▶ [Exercise objective]:
Reproduce the data below with every "day-cell" switched to "date-cell", keeping everything else the same.

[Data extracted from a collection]
· · · · ·

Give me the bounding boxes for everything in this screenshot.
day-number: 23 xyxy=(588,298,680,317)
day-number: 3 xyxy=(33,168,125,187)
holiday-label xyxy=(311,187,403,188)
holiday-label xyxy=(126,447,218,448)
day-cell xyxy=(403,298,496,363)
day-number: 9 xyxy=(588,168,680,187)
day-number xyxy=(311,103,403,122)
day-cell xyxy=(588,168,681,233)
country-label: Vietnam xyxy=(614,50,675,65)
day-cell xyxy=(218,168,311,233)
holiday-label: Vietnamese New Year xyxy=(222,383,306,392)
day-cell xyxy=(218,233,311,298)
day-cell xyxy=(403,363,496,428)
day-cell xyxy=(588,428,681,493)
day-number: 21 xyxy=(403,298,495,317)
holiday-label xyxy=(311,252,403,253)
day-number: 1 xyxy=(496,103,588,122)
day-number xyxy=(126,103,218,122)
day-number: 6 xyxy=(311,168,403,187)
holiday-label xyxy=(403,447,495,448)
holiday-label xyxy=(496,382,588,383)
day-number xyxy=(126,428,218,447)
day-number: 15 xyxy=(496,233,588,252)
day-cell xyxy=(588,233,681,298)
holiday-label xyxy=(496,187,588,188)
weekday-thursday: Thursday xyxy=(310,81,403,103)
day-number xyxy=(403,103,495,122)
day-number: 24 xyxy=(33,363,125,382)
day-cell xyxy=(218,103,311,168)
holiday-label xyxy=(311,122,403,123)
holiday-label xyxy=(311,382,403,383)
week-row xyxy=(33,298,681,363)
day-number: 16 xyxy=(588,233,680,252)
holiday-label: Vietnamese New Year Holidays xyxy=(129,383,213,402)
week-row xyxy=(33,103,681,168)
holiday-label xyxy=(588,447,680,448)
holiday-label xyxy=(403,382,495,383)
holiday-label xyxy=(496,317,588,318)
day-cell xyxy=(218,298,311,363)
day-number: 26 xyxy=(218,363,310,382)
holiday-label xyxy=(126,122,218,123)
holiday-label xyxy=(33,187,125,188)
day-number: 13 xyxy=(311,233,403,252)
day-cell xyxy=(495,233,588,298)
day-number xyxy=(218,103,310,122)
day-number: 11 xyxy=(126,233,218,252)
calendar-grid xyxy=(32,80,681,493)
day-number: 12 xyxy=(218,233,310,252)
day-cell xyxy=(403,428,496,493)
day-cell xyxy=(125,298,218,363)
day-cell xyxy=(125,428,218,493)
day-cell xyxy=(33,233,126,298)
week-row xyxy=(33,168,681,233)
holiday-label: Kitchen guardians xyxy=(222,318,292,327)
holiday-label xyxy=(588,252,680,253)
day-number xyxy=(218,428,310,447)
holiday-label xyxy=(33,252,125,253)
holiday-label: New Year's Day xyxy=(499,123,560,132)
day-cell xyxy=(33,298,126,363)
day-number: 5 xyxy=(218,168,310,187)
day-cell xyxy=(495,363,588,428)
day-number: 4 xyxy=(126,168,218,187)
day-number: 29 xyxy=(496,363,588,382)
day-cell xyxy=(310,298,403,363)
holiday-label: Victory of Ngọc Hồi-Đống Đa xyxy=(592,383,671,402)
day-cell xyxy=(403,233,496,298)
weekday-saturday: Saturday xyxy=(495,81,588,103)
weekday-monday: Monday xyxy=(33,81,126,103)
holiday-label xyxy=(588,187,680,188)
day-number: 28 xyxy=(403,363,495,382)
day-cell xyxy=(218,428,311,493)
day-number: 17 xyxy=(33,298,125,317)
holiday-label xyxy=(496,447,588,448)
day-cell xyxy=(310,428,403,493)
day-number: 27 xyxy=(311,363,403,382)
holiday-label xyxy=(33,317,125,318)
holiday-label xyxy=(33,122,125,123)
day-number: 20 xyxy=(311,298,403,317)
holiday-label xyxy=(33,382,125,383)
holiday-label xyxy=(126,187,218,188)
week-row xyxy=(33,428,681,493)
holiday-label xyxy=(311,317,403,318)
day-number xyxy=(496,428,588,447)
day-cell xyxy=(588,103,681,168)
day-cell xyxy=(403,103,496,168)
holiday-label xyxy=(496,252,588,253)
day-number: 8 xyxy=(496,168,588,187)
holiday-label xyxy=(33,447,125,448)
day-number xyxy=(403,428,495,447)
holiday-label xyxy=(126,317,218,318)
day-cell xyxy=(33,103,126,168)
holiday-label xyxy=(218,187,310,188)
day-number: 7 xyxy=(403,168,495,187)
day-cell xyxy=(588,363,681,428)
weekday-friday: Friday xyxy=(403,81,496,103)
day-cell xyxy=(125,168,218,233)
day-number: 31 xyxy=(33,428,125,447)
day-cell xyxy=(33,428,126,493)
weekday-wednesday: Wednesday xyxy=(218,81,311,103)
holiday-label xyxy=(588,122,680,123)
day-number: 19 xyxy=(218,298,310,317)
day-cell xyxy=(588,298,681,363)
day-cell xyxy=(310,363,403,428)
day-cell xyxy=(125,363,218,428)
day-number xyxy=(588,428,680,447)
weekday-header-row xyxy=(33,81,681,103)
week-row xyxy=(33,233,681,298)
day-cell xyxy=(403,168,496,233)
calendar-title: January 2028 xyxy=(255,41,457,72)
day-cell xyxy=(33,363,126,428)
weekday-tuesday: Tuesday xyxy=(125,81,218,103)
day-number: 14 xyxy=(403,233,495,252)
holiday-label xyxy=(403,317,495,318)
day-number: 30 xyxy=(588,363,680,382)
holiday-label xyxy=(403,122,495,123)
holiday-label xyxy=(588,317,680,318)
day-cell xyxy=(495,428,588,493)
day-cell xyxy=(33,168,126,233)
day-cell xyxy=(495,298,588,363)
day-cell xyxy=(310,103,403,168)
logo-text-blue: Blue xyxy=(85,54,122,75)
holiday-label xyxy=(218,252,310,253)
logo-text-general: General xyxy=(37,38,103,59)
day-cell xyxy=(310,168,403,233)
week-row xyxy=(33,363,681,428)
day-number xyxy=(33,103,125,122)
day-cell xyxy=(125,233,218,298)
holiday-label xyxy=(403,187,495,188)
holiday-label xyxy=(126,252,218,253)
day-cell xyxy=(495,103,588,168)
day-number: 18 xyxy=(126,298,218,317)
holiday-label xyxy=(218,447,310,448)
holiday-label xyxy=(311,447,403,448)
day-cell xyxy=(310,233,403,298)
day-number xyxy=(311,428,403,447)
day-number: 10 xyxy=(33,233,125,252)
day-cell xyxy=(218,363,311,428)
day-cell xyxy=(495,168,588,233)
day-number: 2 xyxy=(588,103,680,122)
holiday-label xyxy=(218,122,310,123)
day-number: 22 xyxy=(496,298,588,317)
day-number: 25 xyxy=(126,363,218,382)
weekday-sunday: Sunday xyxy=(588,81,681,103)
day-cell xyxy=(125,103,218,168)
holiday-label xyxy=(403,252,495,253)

· · · · ·

▶ [Solution for this problem]:
Give me the bounding boxes for everything in this screenshot.
day-number: 23 xyxy=(588,298,680,317)
day-number: 3 xyxy=(33,168,125,187)
holiday-label xyxy=(311,187,403,188)
holiday-label xyxy=(126,447,218,448)
date-cell xyxy=(403,298,496,363)
day-number: 9 xyxy=(588,168,680,187)
day-number xyxy=(311,103,403,122)
date-cell xyxy=(588,168,681,233)
country-label: Vietnam xyxy=(614,50,675,65)
date-cell xyxy=(218,168,311,233)
holiday-label: Vietnamese New Year xyxy=(222,383,306,392)
date-cell xyxy=(218,233,311,298)
date-cell xyxy=(403,363,496,428)
date-cell xyxy=(588,428,681,493)
day-number: 21 xyxy=(403,298,495,317)
holiday-label xyxy=(311,252,403,253)
day-number: 1 xyxy=(496,103,588,122)
day-number xyxy=(126,103,218,122)
day-number: 6 xyxy=(311,168,403,187)
holiday-label xyxy=(403,447,495,448)
holiday-label xyxy=(496,382,588,383)
day-number xyxy=(126,428,218,447)
day-number: 15 xyxy=(496,233,588,252)
date-cell xyxy=(588,233,681,298)
holiday-label xyxy=(496,187,588,188)
weekday-thursday: Thursday xyxy=(310,81,403,103)
day-number xyxy=(403,103,495,122)
day-number: 24 xyxy=(33,363,125,382)
date-cell xyxy=(218,103,311,168)
holiday-label xyxy=(311,122,403,123)
holiday-label xyxy=(311,382,403,383)
week-row xyxy=(33,298,681,363)
day-number: 16 xyxy=(588,233,680,252)
holiday-label: Vietnamese New Year Holidays xyxy=(129,383,213,402)
week-row xyxy=(33,103,681,168)
holiday-label xyxy=(588,447,680,448)
holiday-label xyxy=(403,382,495,383)
holiday-label xyxy=(496,317,588,318)
date-cell xyxy=(218,298,311,363)
day-number: 26 xyxy=(218,363,310,382)
holiday-label xyxy=(126,122,218,123)
holiday-label xyxy=(33,187,125,188)
day-number: 13 xyxy=(311,233,403,252)
date-cell xyxy=(495,233,588,298)
day-number xyxy=(218,103,310,122)
day-number: 11 xyxy=(126,233,218,252)
calendar-grid xyxy=(32,80,681,493)
day-number: 12 xyxy=(218,233,310,252)
date-cell xyxy=(403,428,496,493)
date-cell xyxy=(125,298,218,363)
date-cell xyxy=(125,428,218,493)
date-cell xyxy=(33,233,126,298)
week-row xyxy=(33,168,681,233)
holiday-label: Kitchen guardians xyxy=(222,318,292,327)
holiday-label xyxy=(588,252,680,253)
day-number xyxy=(218,428,310,447)
holiday-label xyxy=(33,252,125,253)
holiday-label: New Year's Day xyxy=(499,123,560,132)
date-cell xyxy=(33,298,126,363)
day-number: 5 xyxy=(218,168,310,187)
date-cell xyxy=(495,363,588,428)
day-number: 4 xyxy=(126,168,218,187)
day-number: 29 xyxy=(496,363,588,382)
date-cell xyxy=(310,298,403,363)
holiday-label: Victory of Ngọc Hồi-Đống Đa xyxy=(592,383,671,402)
date-cell xyxy=(403,233,496,298)
weekday-saturday: Saturday xyxy=(495,81,588,103)
weekday-monday: Monday xyxy=(33,81,126,103)
holiday-label xyxy=(588,187,680,188)
day-number: 28 xyxy=(403,363,495,382)
date-cell xyxy=(218,428,311,493)
day-number: 17 xyxy=(33,298,125,317)
holiday-label xyxy=(496,447,588,448)
date-cell xyxy=(310,428,403,493)
day-number: 27 xyxy=(311,363,403,382)
holiday-label xyxy=(33,317,125,318)
holiday-label xyxy=(33,122,125,123)
day-number: 20 xyxy=(311,298,403,317)
holiday-label xyxy=(33,382,125,383)
holiday-label xyxy=(126,187,218,188)
week-row xyxy=(33,428,681,493)
holiday-label xyxy=(311,317,403,318)
day-number xyxy=(496,428,588,447)
date-cell xyxy=(588,103,681,168)
date-cell xyxy=(403,103,496,168)
holiday-label xyxy=(496,252,588,253)
day-number: 8 xyxy=(496,168,588,187)
holiday-label xyxy=(33,447,125,448)
day-number xyxy=(403,428,495,447)
holiday-label xyxy=(126,317,218,318)
date-cell xyxy=(33,103,126,168)
holiday-label xyxy=(218,187,310,188)
day-number: 7 xyxy=(403,168,495,187)
date-cell xyxy=(588,363,681,428)
weekday-friday: Friday xyxy=(403,81,496,103)
date-cell xyxy=(125,168,218,233)
day-number: 31 xyxy=(33,428,125,447)
date-cell xyxy=(33,428,126,493)
weekday-wednesday: Wednesday xyxy=(218,81,311,103)
holiday-label xyxy=(588,122,680,123)
day-number: 19 xyxy=(218,298,310,317)
date-cell xyxy=(588,298,681,363)
date-cell xyxy=(310,363,403,428)
date-cell xyxy=(125,363,218,428)
day-number xyxy=(588,428,680,447)
weekday-header-row xyxy=(33,81,681,103)
week-row xyxy=(33,233,681,298)
date-cell xyxy=(403,168,496,233)
calendar-title: January 2028 xyxy=(255,41,457,72)
date-cell xyxy=(33,363,126,428)
weekday-tuesday: Tuesday xyxy=(125,81,218,103)
day-number: 14 xyxy=(403,233,495,252)
holiday-label xyxy=(403,317,495,318)
day-number: 30 xyxy=(588,363,680,382)
holiday-label xyxy=(403,122,495,123)
holiday-label xyxy=(588,317,680,318)
date-cell xyxy=(495,428,588,493)
date-cell xyxy=(33,168,126,233)
date-cell xyxy=(495,298,588,363)
date-cell xyxy=(310,103,403,168)
logo-text-blue: Blue xyxy=(85,54,122,75)
holiday-label xyxy=(218,252,310,253)
logo-text-general: General xyxy=(37,38,103,59)
date-cell xyxy=(310,168,403,233)
week-row xyxy=(33,363,681,428)
day-number xyxy=(33,103,125,122)
date-cell xyxy=(125,233,218,298)
holiday-label xyxy=(403,187,495,188)
holiday-label xyxy=(126,252,218,253)
date-cell xyxy=(495,103,588,168)
day-number: 18 xyxy=(126,298,218,317)
holiday-label xyxy=(218,447,310,448)
holiday-label xyxy=(311,447,403,448)
date-cell xyxy=(310,233,403,298)
day-number xyxy=(311,428,403,447)
day-number: 10 xyxy=(33,233,125,252)
date-cell xyxy=(218,363,311,428)
date-cell xyxy=(495,168,588,233)
day-number: 2 xyxy=(588,103,680,122)
holiday-label xyxy=(218,122,310,123)
day-number: 22 xyxy=(496,298,588,317)
day-number: 25 xyxy=(126,363,218,382)
weekday-sunday: Sunday xyxy=(588,81,681,103)
date-cell xyxy=(125,103,218,168)
holiday-label xyxy=(403,252,495,253)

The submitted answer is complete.